TASKS TO PERFORM:
- 1) According to the advertising column, which production company made both the Google film and the Gondappa film?
- 2) Continue the advertising column from the point where it ends.

-------- TEXT --------

Addendum is a weekly column that takes a sometimes hard, sometimes casual, sometimes irreverent, yet never malicious look at some of the new or recent advertisements and comments on them.

All you readers of this column must have noticed that we had predicted that a couple of advertisements would sweep the awards shows. Well, the GoaFest was held last week and we are happy to report that our predictions came true (not that you ever doubted they wouldn’t). It was Google and Gondappa who carried the top honours for film craft.

I have already reviewed the Google ad but I will add and repeat that it was one of the finest efforts made. Story-telling at its best. Great direction, great performances and great music, all the ingredients for a great cinematic experience. And to repeat what Piyush Pandey said in Lahore last November where he played this film for a large international audience (I was fortunate to have been present): “I have seen this film a hundred times and I have cried every time”. Yes. I have seen it maybe ten times and it drew a tear from my eyes every single time. That is the power of a truly great piece of communication. And as Rajan Anandan of Google said in Goa last week, the film also revealed the splendour of the digital medium as one that unshackled creative people from the manacles of the 30-second time frame.

Here not just the Director’s cut but the film that the ultimate consumer watches could be an extravagant three minutes (as the Google film was) and people like those at Chrome Films who made this film can think long-format from the very beginning. And then there was the Gondappa film, again made by Chrome Films, this time for Hindustan Unilever. Once again you had an unhurried pace and an opportunity for the camera and the script to lovingly narrate a story, bring out emotions, maximise impact and convey a powerful message. This was actually a bold film. It had a strikingly different look and feel, it had a Tamil song that was really the only “dialogue” and an emotional finale. One needs to congratulate the advertisers, the agencies (so what if they were not present, their work was) and the film-maker for two memorable films that really defined the year.

-------- EXTRACTED MATERIAL --------

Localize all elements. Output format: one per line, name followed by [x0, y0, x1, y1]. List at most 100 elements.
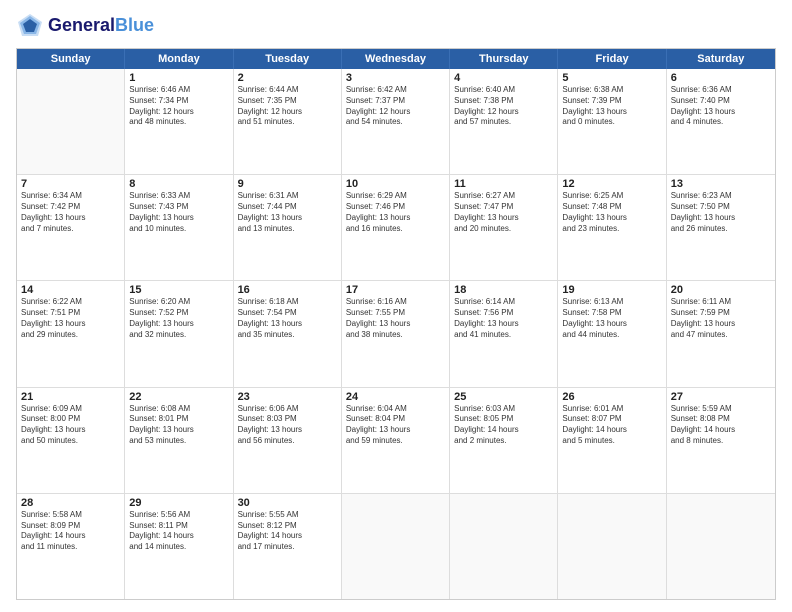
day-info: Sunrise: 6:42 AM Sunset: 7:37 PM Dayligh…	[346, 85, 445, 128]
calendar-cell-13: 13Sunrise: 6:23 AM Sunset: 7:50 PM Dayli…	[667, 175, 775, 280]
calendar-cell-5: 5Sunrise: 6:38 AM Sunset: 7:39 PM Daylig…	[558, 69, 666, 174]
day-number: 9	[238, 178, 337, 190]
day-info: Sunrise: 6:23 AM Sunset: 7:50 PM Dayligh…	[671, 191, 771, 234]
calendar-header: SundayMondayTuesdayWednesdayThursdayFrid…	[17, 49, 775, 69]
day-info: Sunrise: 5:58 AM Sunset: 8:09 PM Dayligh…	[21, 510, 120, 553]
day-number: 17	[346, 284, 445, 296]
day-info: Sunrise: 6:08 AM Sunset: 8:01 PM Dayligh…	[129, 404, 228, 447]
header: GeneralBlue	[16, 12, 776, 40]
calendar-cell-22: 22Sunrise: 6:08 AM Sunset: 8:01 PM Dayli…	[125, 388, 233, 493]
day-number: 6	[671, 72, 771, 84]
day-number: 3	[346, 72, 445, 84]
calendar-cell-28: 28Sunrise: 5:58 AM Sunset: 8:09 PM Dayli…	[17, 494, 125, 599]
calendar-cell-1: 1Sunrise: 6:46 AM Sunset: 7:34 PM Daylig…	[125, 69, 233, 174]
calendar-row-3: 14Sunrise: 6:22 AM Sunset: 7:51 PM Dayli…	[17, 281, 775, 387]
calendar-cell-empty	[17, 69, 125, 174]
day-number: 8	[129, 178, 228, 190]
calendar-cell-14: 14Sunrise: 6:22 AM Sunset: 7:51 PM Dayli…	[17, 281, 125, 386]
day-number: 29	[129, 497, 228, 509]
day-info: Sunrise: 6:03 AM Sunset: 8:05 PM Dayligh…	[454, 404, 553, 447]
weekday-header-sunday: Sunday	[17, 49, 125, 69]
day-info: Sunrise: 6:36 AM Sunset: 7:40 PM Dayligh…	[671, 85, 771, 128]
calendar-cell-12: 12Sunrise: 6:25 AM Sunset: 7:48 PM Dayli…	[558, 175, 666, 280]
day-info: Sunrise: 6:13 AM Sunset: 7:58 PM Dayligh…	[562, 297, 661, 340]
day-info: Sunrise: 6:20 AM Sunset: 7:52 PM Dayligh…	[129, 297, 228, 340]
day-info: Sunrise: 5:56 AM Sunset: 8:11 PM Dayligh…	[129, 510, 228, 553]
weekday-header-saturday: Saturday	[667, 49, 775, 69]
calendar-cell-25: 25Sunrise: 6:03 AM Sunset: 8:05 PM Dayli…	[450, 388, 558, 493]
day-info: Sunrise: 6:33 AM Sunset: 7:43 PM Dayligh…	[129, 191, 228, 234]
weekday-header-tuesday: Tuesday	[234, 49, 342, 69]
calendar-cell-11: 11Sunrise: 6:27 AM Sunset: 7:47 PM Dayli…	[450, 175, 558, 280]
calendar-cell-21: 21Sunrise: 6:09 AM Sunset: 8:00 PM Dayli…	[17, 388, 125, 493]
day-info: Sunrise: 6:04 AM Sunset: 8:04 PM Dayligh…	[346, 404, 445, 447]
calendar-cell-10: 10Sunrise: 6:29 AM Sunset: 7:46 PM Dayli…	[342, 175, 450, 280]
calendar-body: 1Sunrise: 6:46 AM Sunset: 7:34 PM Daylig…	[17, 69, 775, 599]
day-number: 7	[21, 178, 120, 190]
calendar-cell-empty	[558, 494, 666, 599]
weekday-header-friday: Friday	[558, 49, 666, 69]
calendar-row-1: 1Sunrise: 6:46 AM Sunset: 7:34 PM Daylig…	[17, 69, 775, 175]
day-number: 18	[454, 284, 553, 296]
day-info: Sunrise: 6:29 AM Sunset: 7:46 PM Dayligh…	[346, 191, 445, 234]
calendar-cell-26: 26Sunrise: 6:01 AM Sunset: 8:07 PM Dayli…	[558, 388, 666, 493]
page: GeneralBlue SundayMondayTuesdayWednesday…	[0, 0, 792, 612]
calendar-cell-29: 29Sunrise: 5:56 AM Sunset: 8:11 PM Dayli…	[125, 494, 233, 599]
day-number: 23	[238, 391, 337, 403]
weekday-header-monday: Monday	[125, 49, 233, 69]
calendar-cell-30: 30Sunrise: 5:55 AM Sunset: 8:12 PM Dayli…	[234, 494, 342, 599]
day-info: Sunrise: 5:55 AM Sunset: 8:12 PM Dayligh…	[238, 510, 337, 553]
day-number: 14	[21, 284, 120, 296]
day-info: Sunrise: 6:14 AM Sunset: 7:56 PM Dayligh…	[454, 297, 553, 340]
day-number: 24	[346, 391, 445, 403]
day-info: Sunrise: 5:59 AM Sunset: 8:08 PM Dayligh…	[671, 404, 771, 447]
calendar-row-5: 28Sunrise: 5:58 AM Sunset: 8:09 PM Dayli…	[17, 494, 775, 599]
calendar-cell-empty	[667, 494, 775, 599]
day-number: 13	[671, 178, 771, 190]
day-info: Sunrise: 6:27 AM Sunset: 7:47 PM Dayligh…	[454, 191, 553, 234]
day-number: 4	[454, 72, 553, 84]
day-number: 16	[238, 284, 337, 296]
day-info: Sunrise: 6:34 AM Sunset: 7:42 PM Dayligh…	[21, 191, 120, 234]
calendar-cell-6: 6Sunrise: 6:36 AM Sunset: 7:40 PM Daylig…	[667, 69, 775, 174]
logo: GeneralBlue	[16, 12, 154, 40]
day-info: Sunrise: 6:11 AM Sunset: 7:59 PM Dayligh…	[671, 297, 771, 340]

--------

TASK RESPONSES:
- 1) Chrome Films

- 2)
Not quite tuned in

OK, here’s this blushing bride all bedecked and ready to walk around the holy fire, and she is reading this magazine where she sees an advertisement for a watch with a leather strap. She remembers her groom-to-be having said he really liked “leather watches”. No, she does not send him back to grade school to learn proper English (though the script-writer could be dispatched there). She picks up her telephone and logs on to Rediff.com and quickly orders it. The groom is, of course, thrilled to get the “leather watch” as a gift (I couldn’t quite understand the delivery time involved) but I was left wondering why the Hindi film song playing in the background said (and I loosely translate), “Maybe we will not have another chance to meet in this lifetime”. Rather ominous a thought on your wedding day, one would imagine. All-in-all, an opportunity lost.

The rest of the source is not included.